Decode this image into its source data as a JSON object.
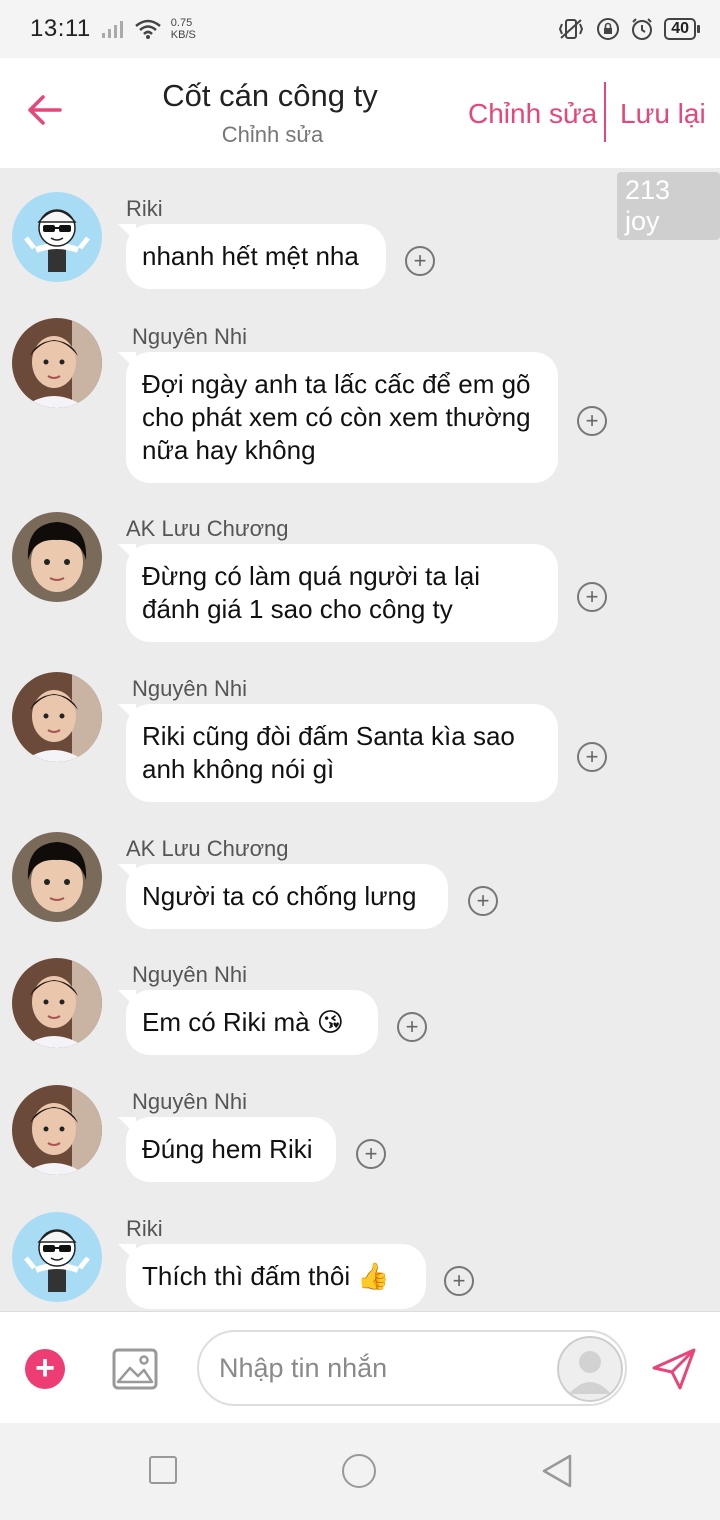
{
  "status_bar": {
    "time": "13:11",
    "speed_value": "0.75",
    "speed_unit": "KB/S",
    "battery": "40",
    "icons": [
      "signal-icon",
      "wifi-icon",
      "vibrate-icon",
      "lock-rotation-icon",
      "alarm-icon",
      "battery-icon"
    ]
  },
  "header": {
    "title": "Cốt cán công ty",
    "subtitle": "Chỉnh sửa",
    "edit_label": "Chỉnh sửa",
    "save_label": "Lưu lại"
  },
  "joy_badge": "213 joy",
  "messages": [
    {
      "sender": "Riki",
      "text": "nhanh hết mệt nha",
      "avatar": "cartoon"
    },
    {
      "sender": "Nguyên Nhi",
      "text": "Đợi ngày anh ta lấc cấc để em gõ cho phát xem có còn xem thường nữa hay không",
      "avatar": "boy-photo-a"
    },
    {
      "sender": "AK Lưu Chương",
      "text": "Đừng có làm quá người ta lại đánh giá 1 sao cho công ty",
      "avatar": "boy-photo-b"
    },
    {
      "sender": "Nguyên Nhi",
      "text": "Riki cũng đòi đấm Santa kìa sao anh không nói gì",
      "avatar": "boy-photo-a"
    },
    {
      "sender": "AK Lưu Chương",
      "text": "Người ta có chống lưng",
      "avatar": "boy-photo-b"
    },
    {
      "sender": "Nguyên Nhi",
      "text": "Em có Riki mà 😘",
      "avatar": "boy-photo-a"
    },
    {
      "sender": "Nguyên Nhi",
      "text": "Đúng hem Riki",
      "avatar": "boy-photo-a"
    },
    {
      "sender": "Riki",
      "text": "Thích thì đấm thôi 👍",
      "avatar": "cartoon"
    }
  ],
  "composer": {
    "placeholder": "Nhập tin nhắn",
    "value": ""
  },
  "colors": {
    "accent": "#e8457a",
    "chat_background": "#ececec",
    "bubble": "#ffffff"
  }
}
◆ ◆ ◆ ◆
→ **Job**
Copy the data exactly. Any picture it contains is to be omitted.

→ **Task solution**
Decode this image into its source data as a JSON object.
{
  "status_bar": {
    "time": "13:11",
    "speed_value": "0.75",
    "speed_unit": "KB/S",
    "battery": "40",
    "icons": [
      "signal-icon",
      "wifi-icon",
      "vibrate-icon",
      "lock-rotation-icon",
      "alarm-icon",
      "battery-icon"
    ]
  },
  "header": {
    "title": "Cốt cán công ty",
    "subtitle": "Chỉnh sửa",
    "edit_label": "Chỉnh sửa",
    "save_label": "Lưu lại"
  },
  "joy_badge": "213 joy",
  "messages": [
    {
      "sender": "Riki",
      "text": "nhanh hết mệt nha",
      "avatar": "cartoon"
    },
    {
      "sender": "Nguyên Nhi",
      "text": "Đợi ngày anh ta lấc cấc để em gõ cho phát xem có còn xem thường nữa hay không",
      "avatar": "boy-photo-a"
    },
    {
      "sender": "AK Lưu Chương",
      "text": "Đừng có làm quá người ta lại đánh giá 1 sao cho công ty",
      "avatar": "boy-photo-b"
    },
    {
      "sender": "Nguyên Nhi",
      "text": "Riki cũng đòi đấm Santa kìa sao anh không nói gì",
      "avatar": "boy-photo-a"
    },
    {
      "sender": "AK Lưu Chương",
      "text": "Người ta có chống lưng",
      "avatar": "boy-photo-b"
    },
    {
      "sender": "Nguyên Nhi",
      "text": "Em có Riki mà 😘",
      "avatar": "boy-photo-a"
    },
    {
      "sender": "Nguyên Nhi",
      "text": "Đúng hem Riki",
      "avatar": "boy-photo-a"
    },
    {
      "sender": "Riki",
      "text": "Thích thì đấm thôi 👍",
      "avatar": "cartoon"
    }
  ],
  "composer": {
    "placeholder": "Nhập tin nhắn",
    "value": ""
  },
  "colors": {
    "accent": "#e8457a",
    "chat_background": "#ececec",
    "bubble": "#ffffff"
  }
}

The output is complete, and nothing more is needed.